#### DATA IN THIS EXERCISE:
· · · ·
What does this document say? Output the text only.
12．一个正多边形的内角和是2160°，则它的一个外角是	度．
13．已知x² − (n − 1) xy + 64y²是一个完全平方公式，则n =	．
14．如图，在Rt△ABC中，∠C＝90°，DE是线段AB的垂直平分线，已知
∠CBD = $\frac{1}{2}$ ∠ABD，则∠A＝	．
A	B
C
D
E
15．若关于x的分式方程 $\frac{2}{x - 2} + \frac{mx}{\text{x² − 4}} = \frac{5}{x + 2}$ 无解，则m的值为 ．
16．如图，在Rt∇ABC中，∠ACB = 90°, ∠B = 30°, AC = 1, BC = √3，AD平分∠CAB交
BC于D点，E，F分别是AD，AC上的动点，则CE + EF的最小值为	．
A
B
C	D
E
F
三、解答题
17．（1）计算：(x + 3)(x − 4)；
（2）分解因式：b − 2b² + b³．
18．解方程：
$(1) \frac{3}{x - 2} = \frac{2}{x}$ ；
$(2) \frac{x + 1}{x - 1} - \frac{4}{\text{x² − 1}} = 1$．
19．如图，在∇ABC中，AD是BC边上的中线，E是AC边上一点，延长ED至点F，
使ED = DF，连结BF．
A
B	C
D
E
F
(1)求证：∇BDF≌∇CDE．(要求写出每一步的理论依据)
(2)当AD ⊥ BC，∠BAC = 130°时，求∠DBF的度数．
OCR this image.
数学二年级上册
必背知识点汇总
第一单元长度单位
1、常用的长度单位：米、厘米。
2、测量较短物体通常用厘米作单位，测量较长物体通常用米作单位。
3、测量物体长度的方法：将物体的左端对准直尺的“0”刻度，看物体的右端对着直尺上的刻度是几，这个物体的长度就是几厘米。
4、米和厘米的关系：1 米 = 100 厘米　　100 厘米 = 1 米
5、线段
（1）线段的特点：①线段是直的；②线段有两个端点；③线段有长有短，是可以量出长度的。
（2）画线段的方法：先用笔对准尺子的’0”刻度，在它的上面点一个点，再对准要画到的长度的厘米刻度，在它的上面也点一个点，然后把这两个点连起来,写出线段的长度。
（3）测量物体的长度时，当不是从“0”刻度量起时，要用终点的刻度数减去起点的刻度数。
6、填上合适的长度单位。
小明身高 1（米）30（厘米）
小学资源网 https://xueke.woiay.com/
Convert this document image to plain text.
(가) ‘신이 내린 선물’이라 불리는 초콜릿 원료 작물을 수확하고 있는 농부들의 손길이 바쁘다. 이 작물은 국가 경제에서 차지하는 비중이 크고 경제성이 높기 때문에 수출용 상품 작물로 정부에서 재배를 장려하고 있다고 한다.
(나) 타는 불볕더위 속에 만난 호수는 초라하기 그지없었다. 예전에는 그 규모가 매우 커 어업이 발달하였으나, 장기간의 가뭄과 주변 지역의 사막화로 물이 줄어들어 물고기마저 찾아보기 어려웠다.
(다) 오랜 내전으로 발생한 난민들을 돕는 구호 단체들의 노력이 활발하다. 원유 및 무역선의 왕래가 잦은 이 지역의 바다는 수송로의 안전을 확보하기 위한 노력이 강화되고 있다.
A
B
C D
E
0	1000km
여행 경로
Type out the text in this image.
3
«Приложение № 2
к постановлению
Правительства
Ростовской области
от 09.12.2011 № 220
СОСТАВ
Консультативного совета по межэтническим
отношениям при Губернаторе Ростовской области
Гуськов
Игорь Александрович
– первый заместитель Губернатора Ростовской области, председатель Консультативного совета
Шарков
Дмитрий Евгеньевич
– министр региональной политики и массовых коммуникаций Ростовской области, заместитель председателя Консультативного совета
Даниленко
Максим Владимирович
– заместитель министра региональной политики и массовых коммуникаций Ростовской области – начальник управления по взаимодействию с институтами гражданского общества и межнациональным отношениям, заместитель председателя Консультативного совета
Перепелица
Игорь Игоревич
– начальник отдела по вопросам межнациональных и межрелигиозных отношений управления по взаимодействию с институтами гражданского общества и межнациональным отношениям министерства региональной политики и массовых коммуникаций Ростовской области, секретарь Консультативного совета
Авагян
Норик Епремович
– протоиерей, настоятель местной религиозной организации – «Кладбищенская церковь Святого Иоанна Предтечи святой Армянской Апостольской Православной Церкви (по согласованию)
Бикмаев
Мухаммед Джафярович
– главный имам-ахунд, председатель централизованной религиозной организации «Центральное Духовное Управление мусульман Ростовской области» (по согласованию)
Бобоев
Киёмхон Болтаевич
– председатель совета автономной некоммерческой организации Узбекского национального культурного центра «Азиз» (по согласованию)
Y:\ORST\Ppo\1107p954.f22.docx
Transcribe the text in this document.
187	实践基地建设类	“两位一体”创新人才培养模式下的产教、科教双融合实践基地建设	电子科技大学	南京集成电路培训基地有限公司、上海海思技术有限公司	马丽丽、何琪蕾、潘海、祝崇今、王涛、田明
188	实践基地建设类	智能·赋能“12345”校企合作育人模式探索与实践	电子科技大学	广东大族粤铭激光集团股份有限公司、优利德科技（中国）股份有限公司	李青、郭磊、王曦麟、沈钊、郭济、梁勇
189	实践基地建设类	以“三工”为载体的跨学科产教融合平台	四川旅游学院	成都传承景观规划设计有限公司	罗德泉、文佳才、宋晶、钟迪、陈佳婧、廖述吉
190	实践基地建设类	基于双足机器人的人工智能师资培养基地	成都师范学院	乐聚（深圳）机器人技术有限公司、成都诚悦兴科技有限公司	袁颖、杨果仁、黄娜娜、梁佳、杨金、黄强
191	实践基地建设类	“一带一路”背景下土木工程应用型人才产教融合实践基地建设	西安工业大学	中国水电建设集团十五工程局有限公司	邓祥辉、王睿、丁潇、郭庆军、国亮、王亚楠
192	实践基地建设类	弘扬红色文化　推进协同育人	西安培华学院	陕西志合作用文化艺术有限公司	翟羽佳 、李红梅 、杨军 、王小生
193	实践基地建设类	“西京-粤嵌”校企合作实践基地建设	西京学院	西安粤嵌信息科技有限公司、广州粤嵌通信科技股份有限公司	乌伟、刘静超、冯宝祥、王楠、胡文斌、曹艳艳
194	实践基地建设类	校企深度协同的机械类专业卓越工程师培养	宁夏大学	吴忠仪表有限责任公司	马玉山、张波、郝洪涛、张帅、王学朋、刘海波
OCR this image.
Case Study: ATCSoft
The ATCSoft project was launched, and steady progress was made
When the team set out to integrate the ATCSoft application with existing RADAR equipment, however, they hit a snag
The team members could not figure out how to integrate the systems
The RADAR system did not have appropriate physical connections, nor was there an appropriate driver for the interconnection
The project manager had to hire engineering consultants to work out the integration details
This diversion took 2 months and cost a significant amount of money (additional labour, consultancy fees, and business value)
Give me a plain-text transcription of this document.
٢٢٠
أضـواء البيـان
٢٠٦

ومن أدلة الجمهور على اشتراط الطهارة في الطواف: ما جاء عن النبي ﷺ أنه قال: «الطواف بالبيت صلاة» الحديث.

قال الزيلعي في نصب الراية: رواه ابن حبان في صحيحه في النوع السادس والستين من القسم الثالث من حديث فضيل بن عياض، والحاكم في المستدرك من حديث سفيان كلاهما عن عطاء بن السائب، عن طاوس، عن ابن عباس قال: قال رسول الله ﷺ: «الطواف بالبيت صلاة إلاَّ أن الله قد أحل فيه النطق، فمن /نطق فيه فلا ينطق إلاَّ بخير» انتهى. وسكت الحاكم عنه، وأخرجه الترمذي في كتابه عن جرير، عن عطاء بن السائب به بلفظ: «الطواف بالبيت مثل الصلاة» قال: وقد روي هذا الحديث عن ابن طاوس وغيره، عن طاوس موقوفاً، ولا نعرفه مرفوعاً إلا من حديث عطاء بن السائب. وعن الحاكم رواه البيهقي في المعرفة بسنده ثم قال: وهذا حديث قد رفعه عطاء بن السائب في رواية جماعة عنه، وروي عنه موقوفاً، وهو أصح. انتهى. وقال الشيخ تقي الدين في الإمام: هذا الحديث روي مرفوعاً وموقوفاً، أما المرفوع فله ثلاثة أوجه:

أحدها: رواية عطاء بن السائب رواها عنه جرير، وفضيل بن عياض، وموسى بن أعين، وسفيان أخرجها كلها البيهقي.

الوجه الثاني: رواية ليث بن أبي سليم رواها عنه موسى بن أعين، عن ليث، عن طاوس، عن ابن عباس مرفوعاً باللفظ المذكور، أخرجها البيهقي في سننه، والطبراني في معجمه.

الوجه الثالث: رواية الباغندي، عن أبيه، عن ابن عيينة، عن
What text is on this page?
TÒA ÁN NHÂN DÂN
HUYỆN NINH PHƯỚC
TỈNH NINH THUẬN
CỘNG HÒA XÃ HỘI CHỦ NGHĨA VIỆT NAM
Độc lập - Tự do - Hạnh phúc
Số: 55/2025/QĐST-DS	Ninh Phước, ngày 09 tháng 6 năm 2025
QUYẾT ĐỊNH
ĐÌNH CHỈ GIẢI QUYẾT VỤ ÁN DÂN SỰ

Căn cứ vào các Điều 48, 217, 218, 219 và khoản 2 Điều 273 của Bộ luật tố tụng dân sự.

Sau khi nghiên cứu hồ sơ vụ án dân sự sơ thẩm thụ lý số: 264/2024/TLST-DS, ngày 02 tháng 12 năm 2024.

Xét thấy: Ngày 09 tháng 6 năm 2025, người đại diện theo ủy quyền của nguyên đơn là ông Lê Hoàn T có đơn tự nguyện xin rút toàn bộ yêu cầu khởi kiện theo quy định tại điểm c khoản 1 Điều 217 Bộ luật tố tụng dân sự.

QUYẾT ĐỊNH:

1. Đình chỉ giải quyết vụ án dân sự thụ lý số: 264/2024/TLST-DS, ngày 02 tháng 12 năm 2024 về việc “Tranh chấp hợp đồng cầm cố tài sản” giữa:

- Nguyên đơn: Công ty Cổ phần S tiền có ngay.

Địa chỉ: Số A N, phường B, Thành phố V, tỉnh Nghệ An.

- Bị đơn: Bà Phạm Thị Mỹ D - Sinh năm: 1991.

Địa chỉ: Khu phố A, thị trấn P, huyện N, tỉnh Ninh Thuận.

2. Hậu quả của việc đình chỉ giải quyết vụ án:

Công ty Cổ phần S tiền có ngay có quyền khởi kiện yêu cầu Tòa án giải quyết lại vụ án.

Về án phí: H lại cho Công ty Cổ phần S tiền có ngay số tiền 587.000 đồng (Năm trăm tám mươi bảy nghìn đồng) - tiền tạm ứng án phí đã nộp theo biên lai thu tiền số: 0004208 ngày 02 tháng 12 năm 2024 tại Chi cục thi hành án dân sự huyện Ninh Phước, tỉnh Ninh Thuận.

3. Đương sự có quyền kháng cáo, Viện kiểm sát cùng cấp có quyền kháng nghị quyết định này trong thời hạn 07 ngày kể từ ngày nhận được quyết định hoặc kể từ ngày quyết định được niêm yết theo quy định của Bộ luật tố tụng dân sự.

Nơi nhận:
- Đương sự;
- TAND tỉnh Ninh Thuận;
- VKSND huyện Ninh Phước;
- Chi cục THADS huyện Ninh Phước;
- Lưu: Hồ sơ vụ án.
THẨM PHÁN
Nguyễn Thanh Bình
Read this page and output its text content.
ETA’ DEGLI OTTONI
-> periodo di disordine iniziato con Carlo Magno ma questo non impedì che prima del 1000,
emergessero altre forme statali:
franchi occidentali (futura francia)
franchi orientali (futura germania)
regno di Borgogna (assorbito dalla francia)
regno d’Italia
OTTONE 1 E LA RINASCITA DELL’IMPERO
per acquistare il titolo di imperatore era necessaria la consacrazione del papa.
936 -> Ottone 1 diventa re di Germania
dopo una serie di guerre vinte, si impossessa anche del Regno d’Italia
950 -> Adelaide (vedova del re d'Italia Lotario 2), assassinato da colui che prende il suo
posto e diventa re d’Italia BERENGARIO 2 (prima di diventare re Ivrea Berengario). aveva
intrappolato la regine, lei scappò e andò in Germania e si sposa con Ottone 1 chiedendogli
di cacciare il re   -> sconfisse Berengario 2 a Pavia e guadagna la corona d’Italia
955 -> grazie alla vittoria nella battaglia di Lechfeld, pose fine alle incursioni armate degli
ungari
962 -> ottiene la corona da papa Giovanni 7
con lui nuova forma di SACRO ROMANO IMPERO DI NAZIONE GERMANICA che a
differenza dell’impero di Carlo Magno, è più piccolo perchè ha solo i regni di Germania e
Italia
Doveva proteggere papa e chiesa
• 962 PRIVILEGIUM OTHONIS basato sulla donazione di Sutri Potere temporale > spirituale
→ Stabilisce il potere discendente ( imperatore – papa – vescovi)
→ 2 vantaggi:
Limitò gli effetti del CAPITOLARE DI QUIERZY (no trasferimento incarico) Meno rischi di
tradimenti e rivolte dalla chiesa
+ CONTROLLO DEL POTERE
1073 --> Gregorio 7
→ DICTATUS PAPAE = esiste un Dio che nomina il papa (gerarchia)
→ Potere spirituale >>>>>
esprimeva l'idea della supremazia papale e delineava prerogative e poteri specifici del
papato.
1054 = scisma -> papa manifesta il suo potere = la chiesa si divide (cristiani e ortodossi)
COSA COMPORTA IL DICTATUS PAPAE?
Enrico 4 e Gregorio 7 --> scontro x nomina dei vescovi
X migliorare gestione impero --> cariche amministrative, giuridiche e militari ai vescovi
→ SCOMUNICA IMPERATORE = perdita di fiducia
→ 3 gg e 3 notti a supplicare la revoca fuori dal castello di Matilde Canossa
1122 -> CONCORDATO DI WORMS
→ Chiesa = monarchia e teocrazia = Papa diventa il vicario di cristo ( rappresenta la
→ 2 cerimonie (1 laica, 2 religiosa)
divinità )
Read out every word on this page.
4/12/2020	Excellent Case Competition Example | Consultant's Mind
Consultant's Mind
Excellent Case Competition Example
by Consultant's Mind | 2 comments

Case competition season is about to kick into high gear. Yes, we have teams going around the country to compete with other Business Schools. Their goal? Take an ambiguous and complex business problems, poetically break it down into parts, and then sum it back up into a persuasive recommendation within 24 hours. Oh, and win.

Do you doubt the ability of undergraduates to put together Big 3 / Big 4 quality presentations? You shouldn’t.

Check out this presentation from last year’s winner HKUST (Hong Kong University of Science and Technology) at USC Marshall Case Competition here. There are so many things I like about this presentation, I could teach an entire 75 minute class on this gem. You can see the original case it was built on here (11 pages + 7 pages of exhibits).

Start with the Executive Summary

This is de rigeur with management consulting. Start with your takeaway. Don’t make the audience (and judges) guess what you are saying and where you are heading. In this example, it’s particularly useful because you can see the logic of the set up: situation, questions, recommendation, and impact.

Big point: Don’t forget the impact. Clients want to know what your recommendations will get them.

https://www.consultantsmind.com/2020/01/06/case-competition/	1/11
· · · ·
#### WHAT TO WORK ON:
Using the material above, work out how many lines contain the string "project". Give that number alone.

#### COMPLETE ANSWER:
2